Scan the data below and report how many lines include the word "KOMPAUN". Nothing else is wanted.

(Saved data entries)
☆ ☆ ☆ ☆
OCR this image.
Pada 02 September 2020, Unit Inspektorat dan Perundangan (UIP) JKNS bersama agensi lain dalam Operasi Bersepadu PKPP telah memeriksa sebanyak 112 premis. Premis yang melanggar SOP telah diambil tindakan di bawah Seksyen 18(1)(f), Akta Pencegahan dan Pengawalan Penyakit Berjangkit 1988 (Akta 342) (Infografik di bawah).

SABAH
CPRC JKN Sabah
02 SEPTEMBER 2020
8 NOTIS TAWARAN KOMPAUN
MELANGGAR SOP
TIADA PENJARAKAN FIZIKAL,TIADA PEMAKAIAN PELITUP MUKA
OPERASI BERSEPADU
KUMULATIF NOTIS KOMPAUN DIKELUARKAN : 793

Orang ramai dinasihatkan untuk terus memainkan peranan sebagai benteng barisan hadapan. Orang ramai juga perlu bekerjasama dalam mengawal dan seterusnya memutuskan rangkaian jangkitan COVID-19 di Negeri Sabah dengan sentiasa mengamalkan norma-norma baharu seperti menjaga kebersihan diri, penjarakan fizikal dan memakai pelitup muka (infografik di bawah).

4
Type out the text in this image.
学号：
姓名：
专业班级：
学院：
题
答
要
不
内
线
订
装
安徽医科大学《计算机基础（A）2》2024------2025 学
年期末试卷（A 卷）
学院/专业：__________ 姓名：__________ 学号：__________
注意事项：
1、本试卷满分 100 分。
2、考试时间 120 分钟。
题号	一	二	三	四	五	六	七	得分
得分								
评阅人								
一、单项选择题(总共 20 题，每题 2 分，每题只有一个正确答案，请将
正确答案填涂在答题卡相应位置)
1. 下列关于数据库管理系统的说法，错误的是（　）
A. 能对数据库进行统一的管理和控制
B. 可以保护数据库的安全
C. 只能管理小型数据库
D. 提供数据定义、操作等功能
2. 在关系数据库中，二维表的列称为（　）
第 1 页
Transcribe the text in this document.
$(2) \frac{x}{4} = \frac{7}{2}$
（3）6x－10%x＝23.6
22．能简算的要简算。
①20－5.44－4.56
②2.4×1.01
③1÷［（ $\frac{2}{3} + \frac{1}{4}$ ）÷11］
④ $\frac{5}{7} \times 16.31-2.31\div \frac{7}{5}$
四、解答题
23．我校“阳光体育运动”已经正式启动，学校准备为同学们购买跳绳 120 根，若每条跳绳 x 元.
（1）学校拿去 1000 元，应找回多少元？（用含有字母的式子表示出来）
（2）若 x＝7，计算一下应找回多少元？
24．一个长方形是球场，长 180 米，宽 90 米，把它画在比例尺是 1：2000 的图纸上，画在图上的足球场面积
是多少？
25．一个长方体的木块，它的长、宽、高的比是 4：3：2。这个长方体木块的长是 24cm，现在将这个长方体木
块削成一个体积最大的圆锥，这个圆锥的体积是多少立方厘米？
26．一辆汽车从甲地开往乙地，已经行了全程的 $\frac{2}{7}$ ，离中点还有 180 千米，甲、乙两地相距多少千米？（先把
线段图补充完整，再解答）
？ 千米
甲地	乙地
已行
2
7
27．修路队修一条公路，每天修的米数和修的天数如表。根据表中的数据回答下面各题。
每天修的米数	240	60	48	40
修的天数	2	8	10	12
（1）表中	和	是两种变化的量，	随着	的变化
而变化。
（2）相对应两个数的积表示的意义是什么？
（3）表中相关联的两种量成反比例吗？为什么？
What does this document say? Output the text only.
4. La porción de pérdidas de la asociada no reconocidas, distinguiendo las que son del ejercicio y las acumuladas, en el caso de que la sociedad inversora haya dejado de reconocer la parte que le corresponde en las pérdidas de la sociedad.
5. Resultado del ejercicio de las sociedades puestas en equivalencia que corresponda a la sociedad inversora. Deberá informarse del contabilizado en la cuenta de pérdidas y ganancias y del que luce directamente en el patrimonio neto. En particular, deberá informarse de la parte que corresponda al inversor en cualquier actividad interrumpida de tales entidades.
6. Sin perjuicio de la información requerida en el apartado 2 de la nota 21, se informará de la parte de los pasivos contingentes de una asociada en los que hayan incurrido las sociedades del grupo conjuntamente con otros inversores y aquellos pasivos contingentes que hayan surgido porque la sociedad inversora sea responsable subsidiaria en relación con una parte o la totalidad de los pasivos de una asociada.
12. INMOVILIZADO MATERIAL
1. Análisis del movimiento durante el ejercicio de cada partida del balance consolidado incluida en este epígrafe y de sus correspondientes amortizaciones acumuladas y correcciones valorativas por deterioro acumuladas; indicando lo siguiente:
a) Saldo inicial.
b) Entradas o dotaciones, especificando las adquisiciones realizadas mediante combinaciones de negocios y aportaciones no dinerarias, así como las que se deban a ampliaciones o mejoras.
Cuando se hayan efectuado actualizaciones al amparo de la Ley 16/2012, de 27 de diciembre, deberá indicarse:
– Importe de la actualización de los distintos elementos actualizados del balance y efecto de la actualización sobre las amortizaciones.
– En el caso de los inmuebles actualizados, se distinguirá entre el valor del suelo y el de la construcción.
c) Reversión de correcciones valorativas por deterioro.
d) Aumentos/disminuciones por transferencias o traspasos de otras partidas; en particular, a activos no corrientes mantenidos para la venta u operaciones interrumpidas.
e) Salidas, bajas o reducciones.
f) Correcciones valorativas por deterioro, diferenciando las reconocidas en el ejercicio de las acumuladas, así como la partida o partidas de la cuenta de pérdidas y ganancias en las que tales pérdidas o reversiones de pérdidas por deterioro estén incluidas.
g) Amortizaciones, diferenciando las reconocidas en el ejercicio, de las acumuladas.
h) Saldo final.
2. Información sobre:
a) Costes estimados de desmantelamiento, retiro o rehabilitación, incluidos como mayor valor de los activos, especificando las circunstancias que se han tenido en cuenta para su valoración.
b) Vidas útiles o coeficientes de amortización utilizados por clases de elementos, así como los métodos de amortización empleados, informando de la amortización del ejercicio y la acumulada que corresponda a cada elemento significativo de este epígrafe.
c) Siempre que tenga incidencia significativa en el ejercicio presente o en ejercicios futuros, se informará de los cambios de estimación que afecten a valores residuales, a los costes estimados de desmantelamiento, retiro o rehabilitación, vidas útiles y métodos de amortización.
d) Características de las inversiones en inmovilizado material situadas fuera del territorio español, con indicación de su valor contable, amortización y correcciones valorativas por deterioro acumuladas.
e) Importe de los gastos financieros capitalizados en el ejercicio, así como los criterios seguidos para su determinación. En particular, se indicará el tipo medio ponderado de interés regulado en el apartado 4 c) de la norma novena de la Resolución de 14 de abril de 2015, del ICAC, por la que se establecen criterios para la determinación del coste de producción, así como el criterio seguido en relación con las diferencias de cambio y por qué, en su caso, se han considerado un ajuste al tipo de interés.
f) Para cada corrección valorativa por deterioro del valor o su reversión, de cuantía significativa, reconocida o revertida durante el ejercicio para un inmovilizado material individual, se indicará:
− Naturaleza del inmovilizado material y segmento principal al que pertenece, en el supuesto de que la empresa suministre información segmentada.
☆ ☆ ☆ ☆
Answer for this exercise:
2